Aim of the task - Find and copy lines holding "الكويت".

######

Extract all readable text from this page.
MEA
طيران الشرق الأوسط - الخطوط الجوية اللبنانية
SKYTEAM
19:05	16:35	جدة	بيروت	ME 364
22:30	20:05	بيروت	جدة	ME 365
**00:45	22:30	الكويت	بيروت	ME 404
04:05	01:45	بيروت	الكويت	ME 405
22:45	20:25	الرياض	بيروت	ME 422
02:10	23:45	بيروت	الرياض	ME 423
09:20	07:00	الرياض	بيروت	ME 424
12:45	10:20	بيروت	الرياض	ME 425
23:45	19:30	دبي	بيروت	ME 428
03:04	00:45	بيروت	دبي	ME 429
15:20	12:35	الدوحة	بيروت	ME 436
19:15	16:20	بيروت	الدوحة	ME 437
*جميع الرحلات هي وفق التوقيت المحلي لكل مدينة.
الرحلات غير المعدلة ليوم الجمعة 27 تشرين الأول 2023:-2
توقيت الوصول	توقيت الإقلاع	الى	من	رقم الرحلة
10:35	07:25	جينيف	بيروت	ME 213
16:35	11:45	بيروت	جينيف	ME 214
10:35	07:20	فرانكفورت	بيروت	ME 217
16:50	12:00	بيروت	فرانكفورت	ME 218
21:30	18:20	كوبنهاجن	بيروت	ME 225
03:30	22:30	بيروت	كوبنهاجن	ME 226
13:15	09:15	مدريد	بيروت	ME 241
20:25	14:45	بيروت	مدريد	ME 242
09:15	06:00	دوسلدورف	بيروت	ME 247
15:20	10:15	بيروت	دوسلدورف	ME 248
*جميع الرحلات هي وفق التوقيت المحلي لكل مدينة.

######

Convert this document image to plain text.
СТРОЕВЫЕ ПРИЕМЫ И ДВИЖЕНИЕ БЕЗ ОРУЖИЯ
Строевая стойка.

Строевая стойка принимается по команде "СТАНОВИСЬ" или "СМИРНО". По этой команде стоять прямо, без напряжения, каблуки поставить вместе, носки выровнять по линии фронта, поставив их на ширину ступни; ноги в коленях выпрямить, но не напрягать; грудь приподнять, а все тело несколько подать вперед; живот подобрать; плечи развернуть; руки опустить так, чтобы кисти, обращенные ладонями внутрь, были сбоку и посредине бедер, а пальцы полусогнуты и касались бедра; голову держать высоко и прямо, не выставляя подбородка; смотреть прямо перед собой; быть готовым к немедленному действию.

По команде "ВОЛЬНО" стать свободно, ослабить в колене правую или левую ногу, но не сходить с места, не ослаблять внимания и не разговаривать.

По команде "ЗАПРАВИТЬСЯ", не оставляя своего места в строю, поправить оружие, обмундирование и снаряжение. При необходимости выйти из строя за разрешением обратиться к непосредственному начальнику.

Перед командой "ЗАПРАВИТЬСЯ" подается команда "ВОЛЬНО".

######

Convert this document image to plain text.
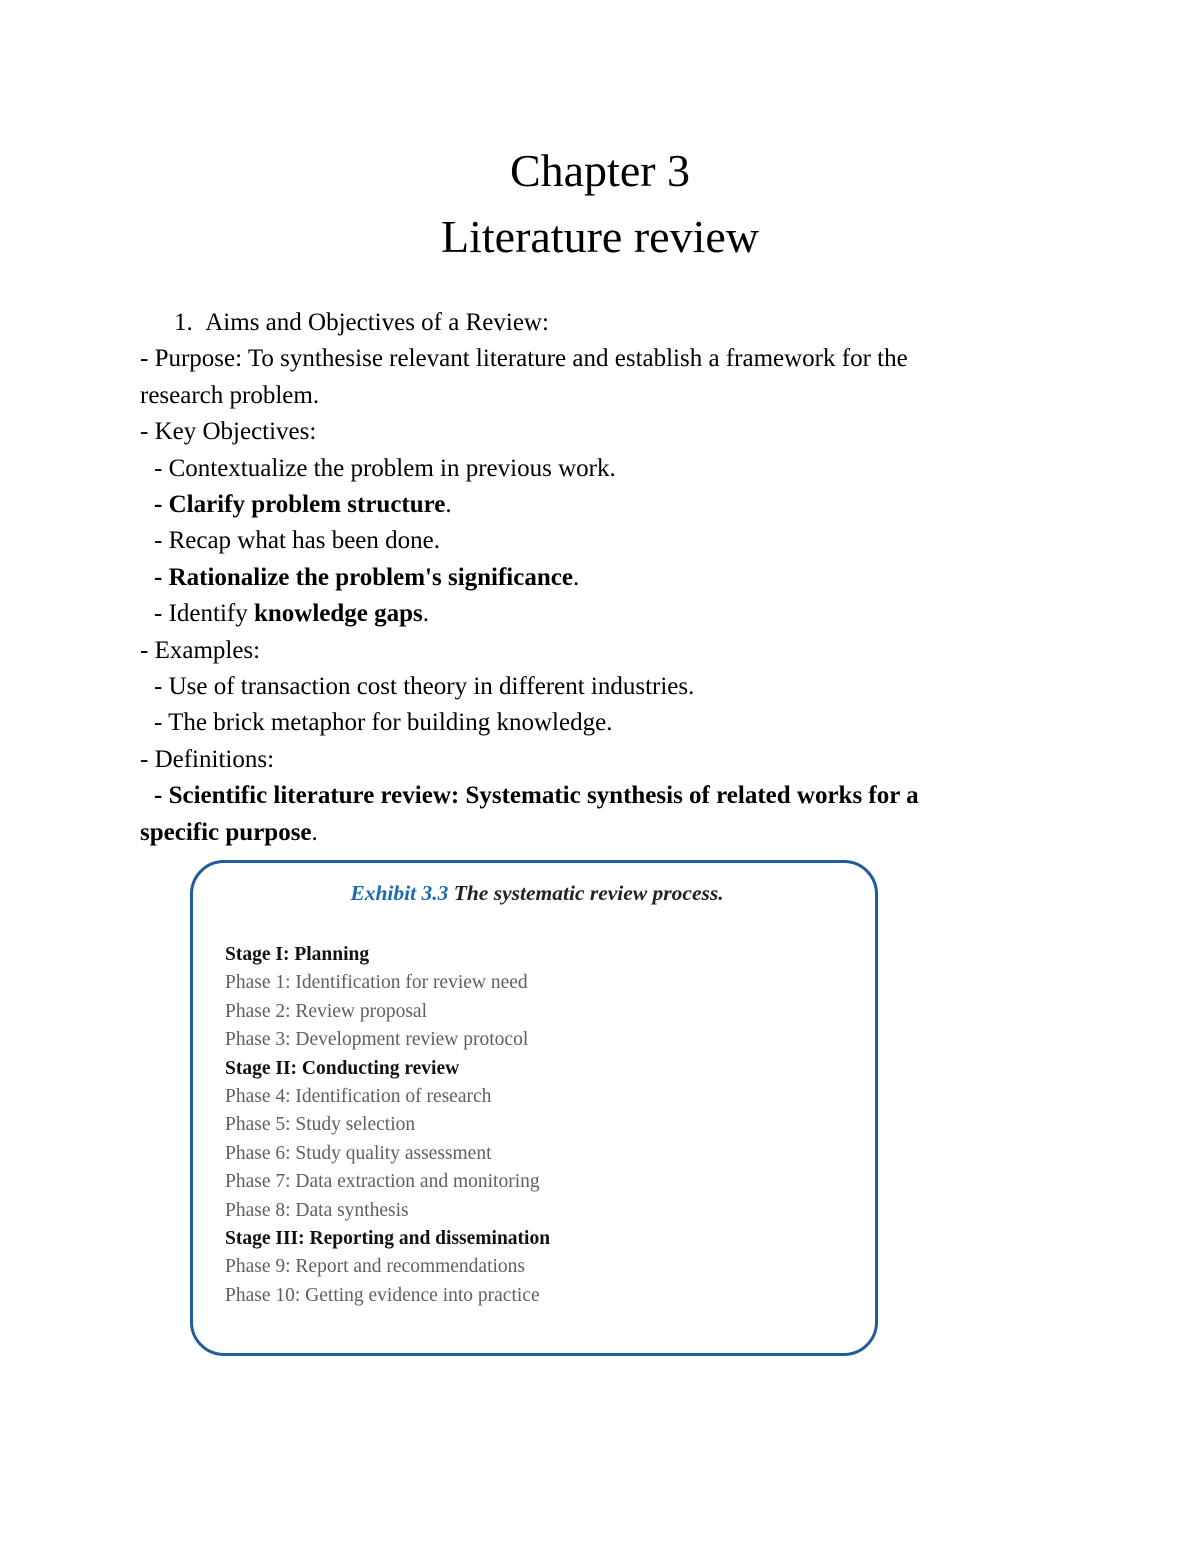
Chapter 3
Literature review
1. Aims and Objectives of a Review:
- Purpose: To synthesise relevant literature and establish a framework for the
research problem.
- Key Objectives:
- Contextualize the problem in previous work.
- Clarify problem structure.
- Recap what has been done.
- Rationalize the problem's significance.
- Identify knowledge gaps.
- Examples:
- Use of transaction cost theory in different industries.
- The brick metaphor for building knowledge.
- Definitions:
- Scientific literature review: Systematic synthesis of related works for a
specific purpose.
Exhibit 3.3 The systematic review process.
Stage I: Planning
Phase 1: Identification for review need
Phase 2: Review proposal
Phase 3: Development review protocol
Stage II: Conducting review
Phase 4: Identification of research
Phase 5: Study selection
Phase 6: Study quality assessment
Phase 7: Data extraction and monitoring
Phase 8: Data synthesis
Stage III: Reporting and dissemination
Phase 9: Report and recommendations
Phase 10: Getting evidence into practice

######

Solution to this problem -
**00:45	22:30	الكويت	بيروت	ME 404
04:05	01:45	بيروت	الكويت	ME 405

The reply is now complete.